::: Stored data

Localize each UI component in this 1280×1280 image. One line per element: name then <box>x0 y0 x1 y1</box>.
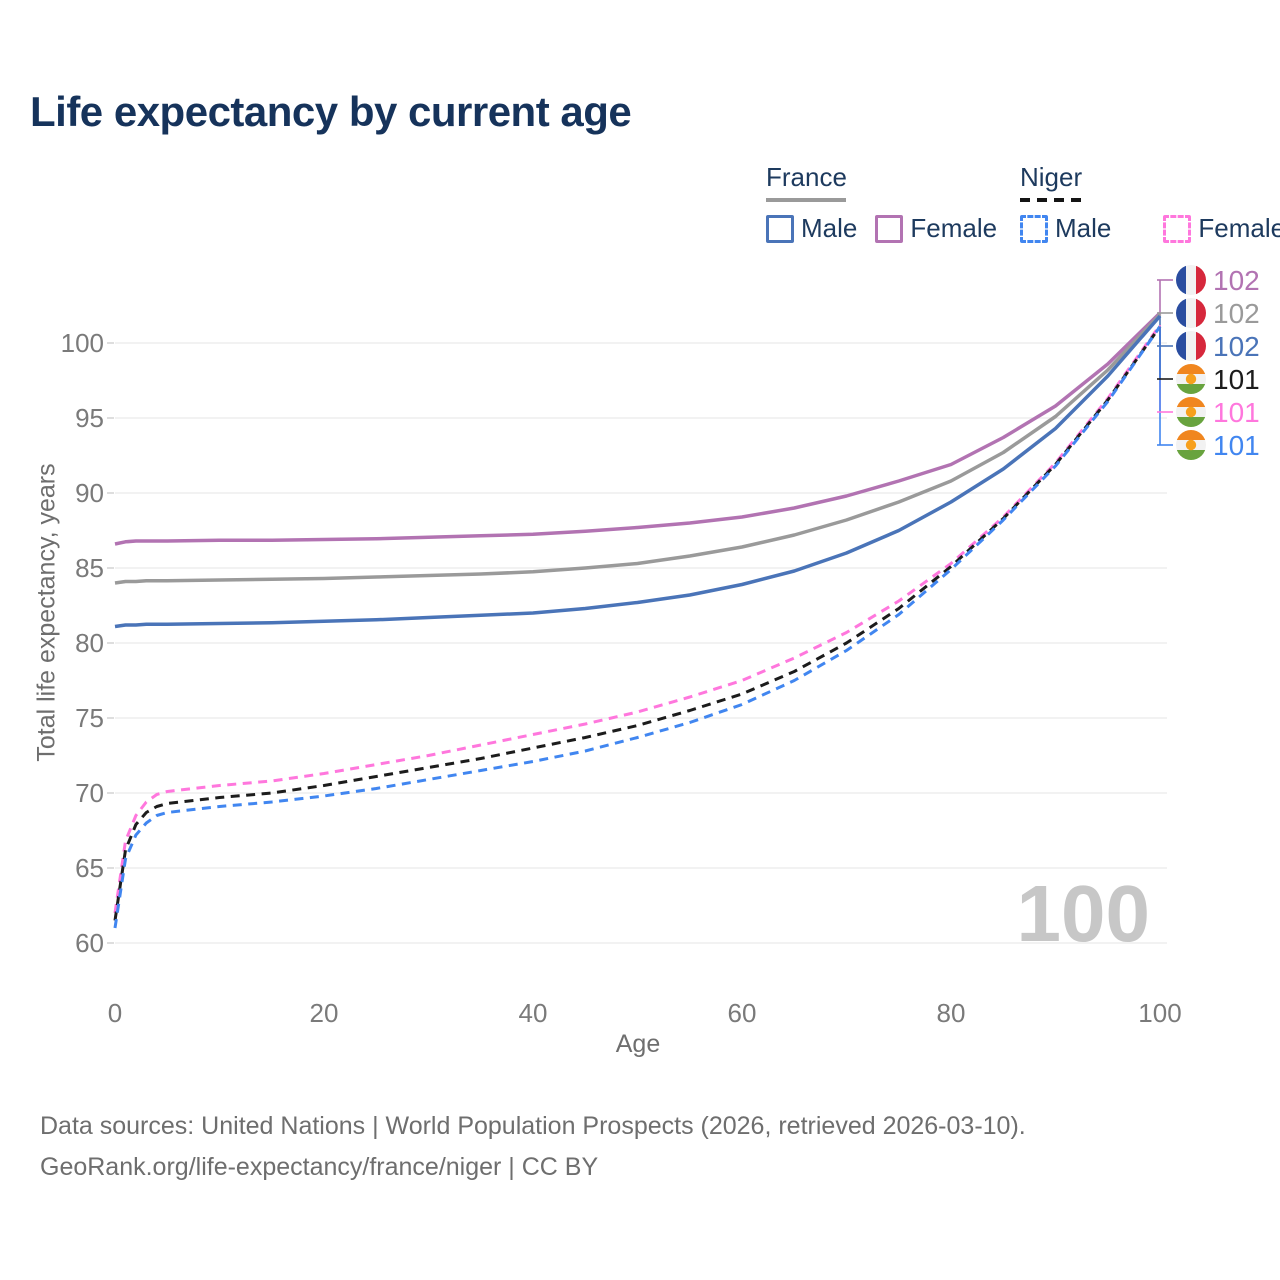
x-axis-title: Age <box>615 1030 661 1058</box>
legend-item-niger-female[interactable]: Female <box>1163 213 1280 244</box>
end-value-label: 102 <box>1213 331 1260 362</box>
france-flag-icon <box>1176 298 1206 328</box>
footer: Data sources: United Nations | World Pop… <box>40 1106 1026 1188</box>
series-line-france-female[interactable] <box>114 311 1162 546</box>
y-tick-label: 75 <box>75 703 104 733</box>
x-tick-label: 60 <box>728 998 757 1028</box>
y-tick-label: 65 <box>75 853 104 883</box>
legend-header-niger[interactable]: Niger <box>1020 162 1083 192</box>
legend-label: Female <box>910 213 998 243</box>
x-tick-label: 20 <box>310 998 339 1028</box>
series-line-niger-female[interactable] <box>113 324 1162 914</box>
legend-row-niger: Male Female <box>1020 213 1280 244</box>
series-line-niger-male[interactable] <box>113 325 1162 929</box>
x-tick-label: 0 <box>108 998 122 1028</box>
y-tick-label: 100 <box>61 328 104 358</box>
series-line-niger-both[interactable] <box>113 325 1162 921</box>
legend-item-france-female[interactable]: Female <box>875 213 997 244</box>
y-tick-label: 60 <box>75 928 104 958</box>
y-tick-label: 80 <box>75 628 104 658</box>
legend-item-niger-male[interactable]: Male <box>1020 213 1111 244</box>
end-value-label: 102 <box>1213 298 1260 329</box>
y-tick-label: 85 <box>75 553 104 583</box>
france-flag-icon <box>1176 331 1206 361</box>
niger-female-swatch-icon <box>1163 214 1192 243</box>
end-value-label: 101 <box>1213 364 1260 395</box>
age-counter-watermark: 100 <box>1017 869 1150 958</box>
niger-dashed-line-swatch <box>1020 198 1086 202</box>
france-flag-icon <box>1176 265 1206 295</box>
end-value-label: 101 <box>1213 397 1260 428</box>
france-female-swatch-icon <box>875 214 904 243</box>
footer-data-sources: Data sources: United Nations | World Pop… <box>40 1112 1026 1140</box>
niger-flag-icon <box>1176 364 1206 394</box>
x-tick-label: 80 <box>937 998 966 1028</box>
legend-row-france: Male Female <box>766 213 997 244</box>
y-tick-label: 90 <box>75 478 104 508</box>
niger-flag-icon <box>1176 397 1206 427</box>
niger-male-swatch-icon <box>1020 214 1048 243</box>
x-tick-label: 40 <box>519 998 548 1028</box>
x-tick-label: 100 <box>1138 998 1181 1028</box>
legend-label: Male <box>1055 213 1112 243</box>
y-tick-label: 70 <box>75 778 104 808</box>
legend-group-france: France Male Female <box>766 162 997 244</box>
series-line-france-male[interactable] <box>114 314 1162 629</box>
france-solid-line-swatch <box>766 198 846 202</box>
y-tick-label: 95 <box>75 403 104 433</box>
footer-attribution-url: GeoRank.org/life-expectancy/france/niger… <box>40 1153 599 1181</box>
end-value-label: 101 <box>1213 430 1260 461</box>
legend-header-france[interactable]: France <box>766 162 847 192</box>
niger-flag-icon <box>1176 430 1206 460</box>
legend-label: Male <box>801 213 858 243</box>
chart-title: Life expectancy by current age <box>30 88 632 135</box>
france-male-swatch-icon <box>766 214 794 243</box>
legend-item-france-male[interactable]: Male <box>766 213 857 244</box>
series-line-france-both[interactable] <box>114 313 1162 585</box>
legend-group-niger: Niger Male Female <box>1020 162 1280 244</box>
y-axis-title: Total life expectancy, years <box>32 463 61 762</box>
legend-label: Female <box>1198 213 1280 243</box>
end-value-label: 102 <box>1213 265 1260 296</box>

::::::

Task details =
Swap each "end-value-label" in the data above for "end-value-tag" and reproduce the lines with nothing else altered, leaving out the pictures.

Answer for the task =
Localize each UI component in this 1280×1280 image. One line per element: name then <box>x0 y0 x1 y1</box>.
x-axis-title: Age <box>615 1030 661 1058</box>
legend-item-niger-female[interactable]: Female <box>1163 213 1280 244</box>
end-value-tag: 102 <box>1213 331 1260 362</box>
france-flag-icon <box>1176 298 1206 328</box>
footer: Data sources: United Nations | World Pop… <box>40 1106 1026 1188</box>
series-line-france-female[interactable] <box>114 311 1162 546</box>
y-tick-label: 75 <box>75 703 104 733</box>
x-tick-label: 60 <box>728 998 757 1028</box>
y-tick-label: 65 <box>75 853 104 883</box>
legend-header-niger[interactable]: Niger <box>1020 162 1083 192</box>
legend-label: Female <box>910 213 998 243</box>
x-tick-label: 20 <box>310 998 339 1028</box>
series-line-niger-female[interactable] <box>113 324 1162 914</box>
legend-row-niger: Male Female <box>1020 213 1280 244</box>
series-line-niger-male[interactable] <box>113 325 1162 929</box>
x-tick-label: 0 <box>108 998 122 1028</box>
y-tick-label: 100 <box>61 328 104 358</box>
series-line-niger-both[interactable] <box>113 325 1162 921</box>
legend-item-france-female[interactable]: Female <box>875 213 997 244</box>
y-tick-label: 60 <box>75 928 104 958</box>
y-tick-label: 80 <box>75 628 104 658</box>
legend-item-niger-male[interactable]: Male <box>1020 213 1111 244</box>
end-value-tag: 102 <box>1213 298 1260 329</box>
y-tick-label: 85 <box>75 553 104 583</box>
france-flag-icon <box>1176 331 1206 361</box>
niger-female-swatch-icon <box>1163 214 1192 243</box>
end-value-tag: 101 <box>1213 364 1260 395</box>
age-counter-watermark: 100 <box>1017 869 1150 958</box>
niger-dashed-line-swatch <box>1020 198 1086 202</box>
france-flag-icon <box>1176 265 1206 295</box>
end-value-tag: 101 <box>1213 397 1260 428</box>
france-female-swatch-icon <box>875 214 904 243</box>
footer-data-sources: Data sources: United Nations | World Pop… <box>40 1112 1026 1140</box>
niger-flag-icon <box>1176 364 1206 394</box>
x-tick-label: 80 <box>937 998 966 1028</box>
legend-row-france: Male Female <box>766 213 997 244</box>
y-tick-label: 90 <box>75 478 104 508</box>
niger-flag-icon <box>1176 397 1206 427</box>
niger-male-swatch-icon <box>1020 214 1048 243</box>
x-tick-label: 40 <box>519 998 548 1028</box>
x-tick-label: 100 <box>1138 998 1181 1028</box>
legend-label: Male <box>1055 213 1112 243</box>
y-tick-label: 70 <box>75 778 104 808</box>
legend-group-france: France Male Female <box>766 162 997 244</box>
series-line-france-male[interactable] <box>114 314 1162 629</box>
france-solid-line-swatch <box>766 198 846 202</box>
y-tick-label: 95 <box>75 403 104 433</box>
footer-attribution-url: GeoRank.org/life-expectancy/france/niger… <box>40 1153 599 1181</box>
end-value-tag: 101 <box>1213 430 1260 461</box>
legend-header-france[interactable]: France <box>766 162 847 192</box>
niger-flag-icon <box>1176 430 1206 460</box>
legend-label: Male <box>801 213 858 243</box>
chart-title: Life expectancy by current age <box>30 88 632 135</box>
france-male-swatch-icon <box>766 214 794 243</box>
legend-item-france-male[interactable]: Male <box>766 213 857 244</box>
series-line-france-both[interactable] <box>114 313 1162 585</box>
legend-group-niger: Niger Male Female <box>1020 162 1280 244</box>
y-axis-title: Total life expectancy, years <box>32 463 61 762</box>
legend-label: Female <box>1198 213 1280 243</box>
end-value-tag: 102 <box>1213 265 1260 296</box>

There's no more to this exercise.